§ Task goal: Reproduce the entries below in full, word for word.

(Recorded data)
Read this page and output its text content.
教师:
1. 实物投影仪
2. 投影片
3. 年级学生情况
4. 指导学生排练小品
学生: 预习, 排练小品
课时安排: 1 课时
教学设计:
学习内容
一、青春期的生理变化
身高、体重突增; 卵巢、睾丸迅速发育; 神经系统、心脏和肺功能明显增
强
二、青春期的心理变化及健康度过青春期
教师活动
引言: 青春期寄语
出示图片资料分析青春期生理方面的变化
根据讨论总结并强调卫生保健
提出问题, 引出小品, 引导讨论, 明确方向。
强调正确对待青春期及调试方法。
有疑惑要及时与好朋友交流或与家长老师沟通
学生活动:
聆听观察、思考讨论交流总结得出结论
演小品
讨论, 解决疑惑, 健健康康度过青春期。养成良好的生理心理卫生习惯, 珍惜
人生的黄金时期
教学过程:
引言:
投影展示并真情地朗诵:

§ Solution to this exercise:
Read this page and output its text content.
教师:
1. 实物投影仪
2. 投影片
3. 年级学生情况
4. 指导学生排练小品
学生: 预习, 排练小品
课时安排: 1 课时
教学设计:
学习内容
一、青春期的生理变化
身高、体重突增; 卵巢、睾丸迅速发育; 神经系统、心脏和肺功能明显增
强
二、青春期的心理变化及健康度过青春期
教师活动
引言: 青春期寄语
出示图片资料分析青春期生理方面的变化
根据讨论总结并强调卫生保健
提出问题, 引出小品, 引导讨论, 明确方向。
强调正确对待青春期及调试方法。
有疑惑要及时与好朋友交流或与家长老师沟通
学生活动:
聆听观察、思考讨论交流总结得出结论
演小品
讨论, 解决疑惑, 健健康康度过青春期。养成良好的生理心理卫生习惯, 珍惜
人生的黄金时期
教学过程:
引言:
投影展示并真情地朗诵:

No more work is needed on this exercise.